Exercise
Your task is to extract every line from the material below exactly.

Data shown
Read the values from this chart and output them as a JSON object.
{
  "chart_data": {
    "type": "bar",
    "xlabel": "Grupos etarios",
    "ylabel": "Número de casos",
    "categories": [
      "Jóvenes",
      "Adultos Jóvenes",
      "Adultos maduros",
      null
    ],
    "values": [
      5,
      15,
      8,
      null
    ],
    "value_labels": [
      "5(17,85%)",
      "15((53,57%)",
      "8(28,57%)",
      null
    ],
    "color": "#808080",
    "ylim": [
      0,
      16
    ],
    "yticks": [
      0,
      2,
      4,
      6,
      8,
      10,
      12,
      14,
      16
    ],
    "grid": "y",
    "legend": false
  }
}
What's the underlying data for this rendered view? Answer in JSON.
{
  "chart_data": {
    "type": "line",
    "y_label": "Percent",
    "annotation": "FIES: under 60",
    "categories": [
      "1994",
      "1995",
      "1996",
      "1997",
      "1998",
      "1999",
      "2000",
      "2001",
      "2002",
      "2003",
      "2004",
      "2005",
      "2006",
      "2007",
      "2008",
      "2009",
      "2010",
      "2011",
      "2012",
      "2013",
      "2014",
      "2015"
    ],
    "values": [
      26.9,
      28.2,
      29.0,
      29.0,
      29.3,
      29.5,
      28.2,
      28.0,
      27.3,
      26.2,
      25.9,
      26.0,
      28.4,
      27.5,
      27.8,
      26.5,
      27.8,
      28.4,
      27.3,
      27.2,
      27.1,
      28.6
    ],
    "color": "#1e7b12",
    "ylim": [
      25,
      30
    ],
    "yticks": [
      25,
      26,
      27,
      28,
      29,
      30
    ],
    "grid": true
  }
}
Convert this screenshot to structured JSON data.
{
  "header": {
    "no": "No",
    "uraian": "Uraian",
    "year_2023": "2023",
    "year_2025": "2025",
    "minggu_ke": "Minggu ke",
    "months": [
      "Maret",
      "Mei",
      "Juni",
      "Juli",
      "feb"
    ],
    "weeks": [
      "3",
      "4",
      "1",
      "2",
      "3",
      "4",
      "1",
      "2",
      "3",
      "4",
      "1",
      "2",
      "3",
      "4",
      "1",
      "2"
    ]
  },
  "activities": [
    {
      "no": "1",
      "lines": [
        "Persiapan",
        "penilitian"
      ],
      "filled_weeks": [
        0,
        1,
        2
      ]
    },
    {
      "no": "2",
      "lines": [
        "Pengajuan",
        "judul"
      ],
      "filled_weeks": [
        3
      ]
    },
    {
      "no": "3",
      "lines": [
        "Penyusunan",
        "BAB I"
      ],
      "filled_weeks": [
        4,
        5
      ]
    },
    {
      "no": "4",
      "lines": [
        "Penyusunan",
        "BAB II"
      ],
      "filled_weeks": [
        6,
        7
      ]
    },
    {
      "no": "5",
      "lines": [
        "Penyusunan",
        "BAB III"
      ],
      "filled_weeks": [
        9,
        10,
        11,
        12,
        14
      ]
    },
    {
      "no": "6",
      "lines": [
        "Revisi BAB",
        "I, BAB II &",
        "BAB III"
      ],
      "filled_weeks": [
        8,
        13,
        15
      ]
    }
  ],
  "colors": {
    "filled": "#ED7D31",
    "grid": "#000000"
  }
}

Answer below
Read the values from this chart and output them as a JSON object.
{
  "chart_data": {
    "type": "bar",
    "xlabel": "Grupos etarios",
    "ylabel": "Número de casos",
    "categories": [
      "Jóvenes",
      "Adultos Jóvenes",
      "Adultos maduros",
      null
    ],
    "values": [
      5,
      15,
      8,
      null
    ],
    "value_labels": [
      "5(17,85%)",
      "15((53,57%)",
      "8(28,57%)",
      null
    ],
    "color": "#808080",
    "ylim": [
      0,
      16
    ],
    "yticks": [
      0,
      2,
      4,
      6,
      8,
      10,
      12,
      14,
      16
    ],
    "grid": "y",
    "legend": false
  }
}
What's the underlying data for this rendered view? Answer in JSON.
{
  "chart_data": {
    "type": "line",
    "y_label": "Percent",
    "annotation": "FIES: under 60",
    "categories": [
      "1994",
      "1995",
      "1996",
      "1997",
      "1998",
      "1999",
      "2000",
      "2001",
      "2002",
      "2003",
      "2004",
      "2005",
      "2006",
      "2007",
      "2008",
      "2009",
      "2010",
      "2011",
      "2012",
      "2013",
      "2014",
      "2015"
    ],
    "values": [
      26.9,
      28.2,
      29.0,
      29.0,
      29.3,
      29.5,
      28.2,
      28.0,
      27.3,
      26.2,
      25.9,
      26.0,
      28.4,
      27.5,
      27.8,
      26.5,
      27.8,
      28.4,
      27.3,
      27.2,
      27.1,
      28.6
    ],
    "color": "#1e7b12",
    "ylim": [
      25,
      30
    ],
    "yticks": [
      25,
      26,
      27,
      28,
      29,
      30
    ],
    "grid": true
  }
}
Convert this screenshot to structured JSON data.
{
  "header": {
    "no": "No",
    "uraian": "Uraian",
    "year_2023": "2023",
    "year_2025": "2025",
    "minggu_ke": "Minggu ke",
    "months": [
      "Maret",
      "Mei",
      "Juni",
      "Juli",
      "feb"
    ],
    "weeks": [
      "3",
      "4",
      "1",
      "2",
      "3",
      "4",
      "1",
      "2",
      "3",
      "4",
      "1",
      "2",
      "3",
      "4",
      "1",
      "2"
    ]
  },
  "activities": [
    {
      "no": "1",
      "lines": [
        "Persiapan",
        "penilitian"
      ],
      "filled_weeks": [
        0,
        1,
        2
      ]
    },
    {
      "no": "2",
      "lines": [
        "Pengajuan",
        "judul"
      ],
      "filled_weeks": [
        3
      ]
    },
    {
      "no": "3",
      "lines": [
        "Penyusunan",
        "BAB I"
      ],
      "filled_weeks": [
        4,
        5
      ]
    },
    {
      "no": "4",
      "lines": [
        "Penyusunan",
        "BAB II"
      ],
      "filled_weeks": [
        6,
        7
      ]
    },
    {
      "no": "5",
      "lines": [
        "Penyusunan",
        "BAB III"
      ],
      "filled_weeks": [
        9,
        10,
        11,
        12,
        14
      ]
    },
    {
      "no": "6",
      "lines": [
        "Revisi BAB",
        "I, BAB II &",
        "BAB III"
      ],
      "filled_weeks": [
        8,
        13,
        15
      ]
    }
  ],
  "colors": {
    "filled": "#ED7D31",
    "grid": "#000000"
  }
}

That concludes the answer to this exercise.